▶ **TEXT**

In King Kamehameha IV's initial speech to the legislature in January 1855, the King proposed creating a hospital for the people of Hawaii.
At that time, the continued existence of the Hawaiian race was seriously threatened by the influx of disease brought to the islands by foreign visitors. A smallpox epidemic in 1853 had killed thousands of the dwindling population. French-American physician Charles Guillou proposed building a public hospital in April 1858.
When Emma's adoptive father Dr. Thomas Rooke died in 1858, all his instruments were donated to the hospital effort. In January 1859 a committee of Robert Crichton Wyllie (a former physician) and David L. Gregg was formed to plan the hospital investigate funding.
Queen Emma enthusiastically supported the dream of a hospital, and the two campaigned to make it a reality. They personally went door-to-door soliciting the necessary funding. The royal couple exceeded their goal in just over a month, raising $13,530. In turn, the Legislature appropriated $6,000.
The first hospital physician was William Hillebrand, who served until 1871.

The site picked in 1860 was an area called Manamana owned by Caesar Kapaʻakea, patriarch of the House of Kalākaua. The architect Theodore Heuck was selected for the first building.
The name was changed to The Queen's Medical Center in 1967.

The hospital was featured in two episodes of the television series Trauma: Life in the ER.

==Awards and recognition==
In 2009, the Queen's Medical Center became the first and only healthcare facility in Hawaiʻi to become designated as a Magnet Recognized hospital by the American Nurses Credentialing Center (ANCC). They were redesignated in 2014. They were also awarded the Harold P. Freeman Service Award. Which was created originally in 1990 to recognize Mr. Freeman's advocacy in connecting relationships between cancer, race, and poverty.

▶ **LIST OF TASKS**
1. List every person the Queen's Medical Center text calls a physician or a doctor.
2. Answer these from the Queen's Medical Center text, one line each:
(a) How much money did the royal couple raise?
(b) Who was chosen as architect of the first building?
(c) In what year did the hospital take the name The Queen's Medical Center?
3. Write what comes next in the Queen's Medical Center text, starting after its last sentence.

▶ **RECORD EXCERPTS**
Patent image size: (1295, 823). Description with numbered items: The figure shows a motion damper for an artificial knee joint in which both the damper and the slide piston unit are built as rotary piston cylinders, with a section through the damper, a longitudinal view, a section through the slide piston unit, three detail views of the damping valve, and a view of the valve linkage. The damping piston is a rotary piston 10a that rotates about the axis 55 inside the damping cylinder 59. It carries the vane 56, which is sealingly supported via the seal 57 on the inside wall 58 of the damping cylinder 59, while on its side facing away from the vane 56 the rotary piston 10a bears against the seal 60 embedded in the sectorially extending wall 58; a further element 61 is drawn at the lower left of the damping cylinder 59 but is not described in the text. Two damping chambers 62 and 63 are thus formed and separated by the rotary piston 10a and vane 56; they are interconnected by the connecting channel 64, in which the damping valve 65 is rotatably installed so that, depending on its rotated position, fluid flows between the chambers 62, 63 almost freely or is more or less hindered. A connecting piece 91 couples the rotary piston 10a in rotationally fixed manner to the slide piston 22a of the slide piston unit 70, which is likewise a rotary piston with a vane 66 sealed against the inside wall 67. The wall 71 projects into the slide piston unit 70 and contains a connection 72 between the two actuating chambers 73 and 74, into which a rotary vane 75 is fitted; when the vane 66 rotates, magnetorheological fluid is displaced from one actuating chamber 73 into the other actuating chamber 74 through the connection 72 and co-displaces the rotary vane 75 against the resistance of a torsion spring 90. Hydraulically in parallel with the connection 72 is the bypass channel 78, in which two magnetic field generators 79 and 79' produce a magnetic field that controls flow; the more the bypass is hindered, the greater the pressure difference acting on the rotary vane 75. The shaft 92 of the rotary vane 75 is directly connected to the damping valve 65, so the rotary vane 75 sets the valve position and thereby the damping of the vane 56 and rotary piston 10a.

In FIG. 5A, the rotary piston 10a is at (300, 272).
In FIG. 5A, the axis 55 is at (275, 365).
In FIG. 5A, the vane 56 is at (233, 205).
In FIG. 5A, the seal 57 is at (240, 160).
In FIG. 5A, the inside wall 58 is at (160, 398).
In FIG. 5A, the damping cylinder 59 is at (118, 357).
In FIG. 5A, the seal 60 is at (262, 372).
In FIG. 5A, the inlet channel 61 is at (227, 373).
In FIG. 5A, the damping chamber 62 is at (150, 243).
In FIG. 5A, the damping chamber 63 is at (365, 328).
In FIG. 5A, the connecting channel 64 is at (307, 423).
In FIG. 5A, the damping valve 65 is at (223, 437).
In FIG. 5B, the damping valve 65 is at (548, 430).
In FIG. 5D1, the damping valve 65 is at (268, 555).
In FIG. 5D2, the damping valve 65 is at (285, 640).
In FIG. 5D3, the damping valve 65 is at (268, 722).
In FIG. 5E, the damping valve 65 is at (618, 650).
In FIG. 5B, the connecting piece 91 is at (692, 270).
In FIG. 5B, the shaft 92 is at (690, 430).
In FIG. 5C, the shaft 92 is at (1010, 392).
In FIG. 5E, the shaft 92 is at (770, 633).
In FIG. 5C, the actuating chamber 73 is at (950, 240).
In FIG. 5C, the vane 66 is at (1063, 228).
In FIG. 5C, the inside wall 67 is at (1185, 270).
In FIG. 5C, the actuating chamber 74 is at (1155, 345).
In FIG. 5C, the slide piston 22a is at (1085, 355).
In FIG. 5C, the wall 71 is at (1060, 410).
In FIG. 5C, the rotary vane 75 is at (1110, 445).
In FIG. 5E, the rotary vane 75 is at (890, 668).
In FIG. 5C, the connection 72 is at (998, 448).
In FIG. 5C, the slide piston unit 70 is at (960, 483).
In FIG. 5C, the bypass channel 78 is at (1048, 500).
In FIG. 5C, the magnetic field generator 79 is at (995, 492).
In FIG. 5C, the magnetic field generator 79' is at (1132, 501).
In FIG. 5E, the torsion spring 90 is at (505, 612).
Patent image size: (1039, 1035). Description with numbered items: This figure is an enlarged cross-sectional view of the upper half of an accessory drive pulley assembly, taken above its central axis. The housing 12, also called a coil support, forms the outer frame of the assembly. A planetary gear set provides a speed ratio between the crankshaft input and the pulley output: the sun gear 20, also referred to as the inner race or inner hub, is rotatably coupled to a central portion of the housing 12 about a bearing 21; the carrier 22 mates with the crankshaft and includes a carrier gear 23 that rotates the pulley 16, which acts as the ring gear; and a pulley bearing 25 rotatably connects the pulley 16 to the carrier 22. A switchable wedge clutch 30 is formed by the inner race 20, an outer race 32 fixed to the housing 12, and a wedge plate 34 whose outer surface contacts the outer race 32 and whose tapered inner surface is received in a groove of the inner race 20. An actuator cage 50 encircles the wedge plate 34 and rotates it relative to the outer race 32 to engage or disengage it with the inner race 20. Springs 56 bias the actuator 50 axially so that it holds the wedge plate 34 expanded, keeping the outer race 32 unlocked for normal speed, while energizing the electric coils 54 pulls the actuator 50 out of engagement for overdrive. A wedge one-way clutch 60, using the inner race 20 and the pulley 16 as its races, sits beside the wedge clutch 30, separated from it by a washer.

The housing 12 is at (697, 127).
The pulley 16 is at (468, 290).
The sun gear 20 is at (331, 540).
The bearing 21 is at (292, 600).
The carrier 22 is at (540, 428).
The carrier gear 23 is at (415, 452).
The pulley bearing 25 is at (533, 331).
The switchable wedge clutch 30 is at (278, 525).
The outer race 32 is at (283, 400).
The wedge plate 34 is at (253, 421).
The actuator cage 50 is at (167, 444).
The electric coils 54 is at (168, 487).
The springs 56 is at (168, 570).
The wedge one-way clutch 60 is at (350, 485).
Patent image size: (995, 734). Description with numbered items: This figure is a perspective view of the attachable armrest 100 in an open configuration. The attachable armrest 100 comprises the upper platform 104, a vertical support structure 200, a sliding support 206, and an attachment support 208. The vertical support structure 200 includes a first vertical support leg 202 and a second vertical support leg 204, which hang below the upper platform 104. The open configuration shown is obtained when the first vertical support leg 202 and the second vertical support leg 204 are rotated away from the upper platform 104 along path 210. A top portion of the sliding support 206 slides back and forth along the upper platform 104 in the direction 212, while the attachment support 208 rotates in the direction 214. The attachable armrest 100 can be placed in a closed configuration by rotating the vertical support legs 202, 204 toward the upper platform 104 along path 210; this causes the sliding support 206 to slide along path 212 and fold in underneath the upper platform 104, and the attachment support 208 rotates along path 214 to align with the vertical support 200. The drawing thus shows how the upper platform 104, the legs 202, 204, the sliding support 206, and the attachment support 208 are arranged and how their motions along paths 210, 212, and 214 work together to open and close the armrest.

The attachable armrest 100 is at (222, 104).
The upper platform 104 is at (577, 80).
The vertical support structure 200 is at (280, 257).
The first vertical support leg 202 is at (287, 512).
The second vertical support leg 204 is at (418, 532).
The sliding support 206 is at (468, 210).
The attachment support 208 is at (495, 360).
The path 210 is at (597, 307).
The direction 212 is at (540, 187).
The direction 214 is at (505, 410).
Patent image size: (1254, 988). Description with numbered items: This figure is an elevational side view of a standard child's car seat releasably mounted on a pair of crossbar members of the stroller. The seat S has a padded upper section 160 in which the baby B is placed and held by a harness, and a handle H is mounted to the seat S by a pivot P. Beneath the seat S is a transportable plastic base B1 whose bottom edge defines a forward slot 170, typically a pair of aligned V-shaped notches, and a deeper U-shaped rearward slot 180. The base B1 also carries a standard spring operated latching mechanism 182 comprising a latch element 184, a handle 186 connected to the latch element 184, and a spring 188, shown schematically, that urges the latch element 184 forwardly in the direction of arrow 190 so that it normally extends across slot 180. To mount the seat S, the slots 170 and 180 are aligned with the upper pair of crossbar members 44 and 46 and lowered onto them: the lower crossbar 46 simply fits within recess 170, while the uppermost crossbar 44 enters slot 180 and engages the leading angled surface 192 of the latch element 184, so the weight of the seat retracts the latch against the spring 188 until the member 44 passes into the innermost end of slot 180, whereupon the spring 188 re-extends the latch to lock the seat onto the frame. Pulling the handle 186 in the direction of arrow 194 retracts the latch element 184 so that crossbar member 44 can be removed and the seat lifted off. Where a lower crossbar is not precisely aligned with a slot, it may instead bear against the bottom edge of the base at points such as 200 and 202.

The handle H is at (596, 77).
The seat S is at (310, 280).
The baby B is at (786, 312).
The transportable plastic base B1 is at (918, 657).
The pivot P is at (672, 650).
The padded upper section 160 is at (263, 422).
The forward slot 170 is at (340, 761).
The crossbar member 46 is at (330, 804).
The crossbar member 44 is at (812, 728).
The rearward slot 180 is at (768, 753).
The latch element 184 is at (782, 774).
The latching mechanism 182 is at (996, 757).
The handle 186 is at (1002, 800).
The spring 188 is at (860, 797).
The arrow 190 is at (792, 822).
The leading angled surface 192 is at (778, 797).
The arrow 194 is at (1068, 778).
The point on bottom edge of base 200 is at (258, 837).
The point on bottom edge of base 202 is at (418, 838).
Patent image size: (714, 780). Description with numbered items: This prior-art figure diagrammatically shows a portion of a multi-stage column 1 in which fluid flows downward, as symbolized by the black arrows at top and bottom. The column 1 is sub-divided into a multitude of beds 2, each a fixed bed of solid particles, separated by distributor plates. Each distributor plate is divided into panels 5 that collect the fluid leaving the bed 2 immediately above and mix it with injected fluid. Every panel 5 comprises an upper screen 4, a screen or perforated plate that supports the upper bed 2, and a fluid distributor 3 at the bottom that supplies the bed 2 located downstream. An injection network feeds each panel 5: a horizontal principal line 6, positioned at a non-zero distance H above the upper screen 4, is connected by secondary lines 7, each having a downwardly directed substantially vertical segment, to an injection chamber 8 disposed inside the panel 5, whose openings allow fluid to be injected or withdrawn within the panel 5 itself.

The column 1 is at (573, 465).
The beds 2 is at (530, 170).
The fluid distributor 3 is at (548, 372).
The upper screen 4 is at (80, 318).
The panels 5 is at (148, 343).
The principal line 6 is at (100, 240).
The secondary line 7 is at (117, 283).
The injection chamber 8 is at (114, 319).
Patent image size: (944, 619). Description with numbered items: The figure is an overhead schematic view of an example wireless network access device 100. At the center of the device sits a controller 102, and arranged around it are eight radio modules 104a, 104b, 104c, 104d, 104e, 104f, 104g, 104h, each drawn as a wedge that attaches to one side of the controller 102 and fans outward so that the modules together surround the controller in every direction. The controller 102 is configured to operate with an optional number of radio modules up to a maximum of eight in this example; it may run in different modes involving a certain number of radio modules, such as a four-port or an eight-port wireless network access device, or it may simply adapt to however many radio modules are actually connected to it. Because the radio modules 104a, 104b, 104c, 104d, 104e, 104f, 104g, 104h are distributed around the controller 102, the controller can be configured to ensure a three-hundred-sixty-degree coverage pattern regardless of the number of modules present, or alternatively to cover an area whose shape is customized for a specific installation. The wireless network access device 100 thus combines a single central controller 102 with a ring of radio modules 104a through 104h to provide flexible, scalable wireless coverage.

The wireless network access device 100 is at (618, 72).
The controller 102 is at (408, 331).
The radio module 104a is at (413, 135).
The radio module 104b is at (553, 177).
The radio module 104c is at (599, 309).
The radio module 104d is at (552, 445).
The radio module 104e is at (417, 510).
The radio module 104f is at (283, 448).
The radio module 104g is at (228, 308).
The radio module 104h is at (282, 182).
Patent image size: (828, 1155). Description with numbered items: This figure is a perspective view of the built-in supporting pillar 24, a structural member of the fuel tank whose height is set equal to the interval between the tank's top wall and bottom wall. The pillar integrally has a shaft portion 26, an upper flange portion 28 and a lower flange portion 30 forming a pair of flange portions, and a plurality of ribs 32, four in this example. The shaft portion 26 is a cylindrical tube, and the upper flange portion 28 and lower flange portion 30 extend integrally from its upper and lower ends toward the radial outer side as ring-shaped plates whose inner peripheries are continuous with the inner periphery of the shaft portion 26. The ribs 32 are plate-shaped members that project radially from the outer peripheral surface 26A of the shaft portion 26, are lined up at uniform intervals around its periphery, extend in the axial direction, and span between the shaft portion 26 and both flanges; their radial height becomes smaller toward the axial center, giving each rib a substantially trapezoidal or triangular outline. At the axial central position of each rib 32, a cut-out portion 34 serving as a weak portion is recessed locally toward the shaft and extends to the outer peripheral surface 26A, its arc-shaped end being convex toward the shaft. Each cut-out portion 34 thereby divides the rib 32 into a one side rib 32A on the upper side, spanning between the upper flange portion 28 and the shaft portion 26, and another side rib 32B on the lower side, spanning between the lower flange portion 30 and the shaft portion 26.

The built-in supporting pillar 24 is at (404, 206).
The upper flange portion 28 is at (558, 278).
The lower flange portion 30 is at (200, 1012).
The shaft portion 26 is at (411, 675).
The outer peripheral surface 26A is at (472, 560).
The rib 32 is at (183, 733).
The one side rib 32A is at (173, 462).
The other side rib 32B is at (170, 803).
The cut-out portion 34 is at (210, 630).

▶ **RESPONSES BY ITEM NUMBER**
1.
Charles Guillou
Thomas Rooke
Robert Crichton Wyllie
William Hillebrand

2.
(a) $13,530
(b) Theodore Heuck
(c) 1967

3.
Queen's is recognized by the American College of Surgeons as a verified Level I Trauma Center.

The Queen's Medical Center is also recognized as the first and only hospital in Hawaiʻi to be affiliated with the MD Anderson Cancer Network to bring cancer patients in Hawaiʻi access to advanced practices and treatment plans.

The National Association of Epilepsy Centers (NAEC) has accredited the Queen's Comprehensive Epilepsy Center as a Level 4 Center.

On January 9, 2017, the Queen's Medical Center has received The Joint Commission's Gold Seal of Approval for Advanced Certification for Comprehensive Stroke Centers by The Joint Commission, American Heart Association, and American Stroke Association.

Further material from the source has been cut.